═══ EXCERPTED PASSAGE

Ben Scheirman hates MSTest too!

I’m not the only one!

http://feeds.feedburner.com/~r/flux88/~3/141244484/DearVSTSTestIHateYou.aspx

Ben, since MSTest‘s functionality dwarfs that of NUnit’s I’ve found it relatively easy to have most of my tests run in both MSTest and NUnit. Of course, where I used NUnit’s more advanced functionality, I just disable the test in MSTest. Yes, its kind of a hack, but it works.

Each of my test files have using statement sections like this:

#if NUNIT
using TestClassAttribute = NUnit.Framework.TestFixtureAttribute;
using TestMethodAttribute = NUnit.Framework.TestAttribute;
using TestInitialize = NUnit.Framework.SetUpAttribute;
using NUnit.Framework;
#else
using TestFixtureAttribute = Microsoft.VisualStudio.TestTools.UnitTesting.TestClassAttribute;
using TestAttribute = Microsoft.VisualStudio.TestTools.UnitTesting.TestMethodAttribute;
using Microsoft.VisualStudio.TestTools.UnitTesting;
#endif

 

Then I maintain two project files. One is a MSTest project, and only opens in Team System edition. The other is a standard Class Library project – the typical NUnit test project. The later defines NUNIT in its project settings. By using type aliases like this, I can use either NUnit or MSTest attributes in my test fixtures. Of course any tests using NUnits Constraint Model Assertions won’t work in MSTest so I’ll either #if def out those tests, or I won’t include the entire fixture in the MSTest project.

1 thought on “Ben Scheirman hates MSTest too!”

  1. I’ve been using TestDriven.NET to run the tests for the most part which is good, but the problems I keep having with MS Test just piss me off.

    When the ReSharper Test Runner comes out for MS Test I’ll be a bit happier.

══════
═══ DATA UNDER STUDY

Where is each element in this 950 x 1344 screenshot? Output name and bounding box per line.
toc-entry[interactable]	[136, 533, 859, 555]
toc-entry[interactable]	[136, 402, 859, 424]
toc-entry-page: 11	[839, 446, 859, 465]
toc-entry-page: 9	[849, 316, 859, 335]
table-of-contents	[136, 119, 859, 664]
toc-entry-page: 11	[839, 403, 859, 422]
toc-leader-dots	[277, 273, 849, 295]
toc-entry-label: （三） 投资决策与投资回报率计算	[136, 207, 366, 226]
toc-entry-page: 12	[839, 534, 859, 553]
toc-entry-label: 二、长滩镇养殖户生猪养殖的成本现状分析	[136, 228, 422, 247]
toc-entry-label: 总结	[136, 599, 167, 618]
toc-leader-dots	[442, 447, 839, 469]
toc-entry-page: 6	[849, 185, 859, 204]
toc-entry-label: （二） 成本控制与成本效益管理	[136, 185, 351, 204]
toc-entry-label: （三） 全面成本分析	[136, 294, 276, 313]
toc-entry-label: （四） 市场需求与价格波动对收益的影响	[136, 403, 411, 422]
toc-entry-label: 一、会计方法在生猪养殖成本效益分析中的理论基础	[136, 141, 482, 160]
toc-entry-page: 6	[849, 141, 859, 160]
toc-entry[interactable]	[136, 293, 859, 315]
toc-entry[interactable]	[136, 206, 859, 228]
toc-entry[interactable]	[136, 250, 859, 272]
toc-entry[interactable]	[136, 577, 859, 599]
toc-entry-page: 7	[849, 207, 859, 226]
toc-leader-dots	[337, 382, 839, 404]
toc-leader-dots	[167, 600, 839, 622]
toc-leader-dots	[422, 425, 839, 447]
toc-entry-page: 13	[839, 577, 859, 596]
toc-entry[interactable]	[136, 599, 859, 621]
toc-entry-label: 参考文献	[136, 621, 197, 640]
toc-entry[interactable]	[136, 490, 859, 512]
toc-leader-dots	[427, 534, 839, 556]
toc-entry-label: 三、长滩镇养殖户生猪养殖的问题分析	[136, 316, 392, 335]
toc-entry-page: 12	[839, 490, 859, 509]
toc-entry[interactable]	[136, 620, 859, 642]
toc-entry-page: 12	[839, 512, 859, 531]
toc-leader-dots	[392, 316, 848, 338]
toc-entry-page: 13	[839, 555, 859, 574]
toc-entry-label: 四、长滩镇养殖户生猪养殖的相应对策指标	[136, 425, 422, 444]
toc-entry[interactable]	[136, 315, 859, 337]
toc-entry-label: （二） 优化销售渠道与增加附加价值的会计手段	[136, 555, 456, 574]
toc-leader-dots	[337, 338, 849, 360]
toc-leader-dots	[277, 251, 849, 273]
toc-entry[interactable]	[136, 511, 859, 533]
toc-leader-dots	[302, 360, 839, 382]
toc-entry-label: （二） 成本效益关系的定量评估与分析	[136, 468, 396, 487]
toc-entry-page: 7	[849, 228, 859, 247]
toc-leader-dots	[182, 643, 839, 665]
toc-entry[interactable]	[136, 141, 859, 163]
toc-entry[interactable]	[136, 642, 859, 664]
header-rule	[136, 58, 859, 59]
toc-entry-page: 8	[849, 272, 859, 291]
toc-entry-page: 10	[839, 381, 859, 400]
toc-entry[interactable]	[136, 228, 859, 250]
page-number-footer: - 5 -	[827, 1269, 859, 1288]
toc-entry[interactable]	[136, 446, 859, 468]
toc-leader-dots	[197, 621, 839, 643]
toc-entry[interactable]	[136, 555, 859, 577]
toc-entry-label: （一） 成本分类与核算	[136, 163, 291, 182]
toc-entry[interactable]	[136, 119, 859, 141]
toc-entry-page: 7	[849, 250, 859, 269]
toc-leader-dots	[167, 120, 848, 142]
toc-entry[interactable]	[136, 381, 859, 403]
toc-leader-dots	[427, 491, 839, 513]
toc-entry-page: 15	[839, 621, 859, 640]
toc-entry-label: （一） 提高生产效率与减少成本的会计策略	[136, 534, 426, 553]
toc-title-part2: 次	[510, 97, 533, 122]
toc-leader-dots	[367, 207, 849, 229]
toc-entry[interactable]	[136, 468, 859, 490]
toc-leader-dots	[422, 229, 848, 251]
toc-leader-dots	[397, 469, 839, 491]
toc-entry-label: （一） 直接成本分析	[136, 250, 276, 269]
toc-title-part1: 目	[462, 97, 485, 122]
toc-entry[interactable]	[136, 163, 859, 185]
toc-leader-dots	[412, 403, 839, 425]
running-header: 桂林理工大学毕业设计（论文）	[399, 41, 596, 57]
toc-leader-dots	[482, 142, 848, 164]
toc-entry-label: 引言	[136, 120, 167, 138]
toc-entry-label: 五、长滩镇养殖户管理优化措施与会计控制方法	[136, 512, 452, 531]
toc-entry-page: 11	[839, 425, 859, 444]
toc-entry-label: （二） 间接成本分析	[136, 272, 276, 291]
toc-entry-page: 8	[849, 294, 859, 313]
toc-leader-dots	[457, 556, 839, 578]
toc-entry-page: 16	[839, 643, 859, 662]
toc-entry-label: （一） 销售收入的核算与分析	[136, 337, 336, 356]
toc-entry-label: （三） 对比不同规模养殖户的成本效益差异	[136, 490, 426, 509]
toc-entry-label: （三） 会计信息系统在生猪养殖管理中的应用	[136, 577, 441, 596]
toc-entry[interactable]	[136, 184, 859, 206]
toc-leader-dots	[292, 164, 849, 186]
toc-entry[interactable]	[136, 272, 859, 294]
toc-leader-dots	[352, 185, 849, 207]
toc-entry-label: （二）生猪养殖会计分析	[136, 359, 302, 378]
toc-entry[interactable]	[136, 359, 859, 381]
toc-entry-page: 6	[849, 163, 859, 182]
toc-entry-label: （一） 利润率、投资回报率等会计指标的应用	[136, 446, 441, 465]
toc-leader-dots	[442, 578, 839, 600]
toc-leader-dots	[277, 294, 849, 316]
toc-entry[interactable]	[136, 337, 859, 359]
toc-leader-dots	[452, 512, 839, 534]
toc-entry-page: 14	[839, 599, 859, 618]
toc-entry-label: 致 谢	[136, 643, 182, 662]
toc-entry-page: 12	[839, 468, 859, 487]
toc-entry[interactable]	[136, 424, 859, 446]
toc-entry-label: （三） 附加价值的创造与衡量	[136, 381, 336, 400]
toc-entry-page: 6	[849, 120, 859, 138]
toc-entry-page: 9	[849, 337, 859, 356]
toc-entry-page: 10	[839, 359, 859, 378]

══════

-- TO DO --
Reproduce, character for character, the stretch of the blog post on running tests under both MSTest and NUnit from "Then I maintain" through "piss me off.".

-- ANSWER TO THE PROBLEM --
Then I maintain two project files. One is a MSTest project, and only opens in Team System edition. The other is a standard Class Library project – the typical NUnit test project. The later defines NUNIT in its project settings. By using type aliases like this, I can use either NUnit or MSTest attributes in my test fixtures. Of course any tests using NUnits Constraint Model Assertions won’t work in MSTest so I’ll either #if def out those tests, or I won’t include the entire fixture in the MSTest project.

1 thought on “Ben Scheirman hates MSTest too!”

  1. I’ve been using TestDriven.NET to run the tests for the most part which is good, but the problems I keep having with MS Test just piss me off.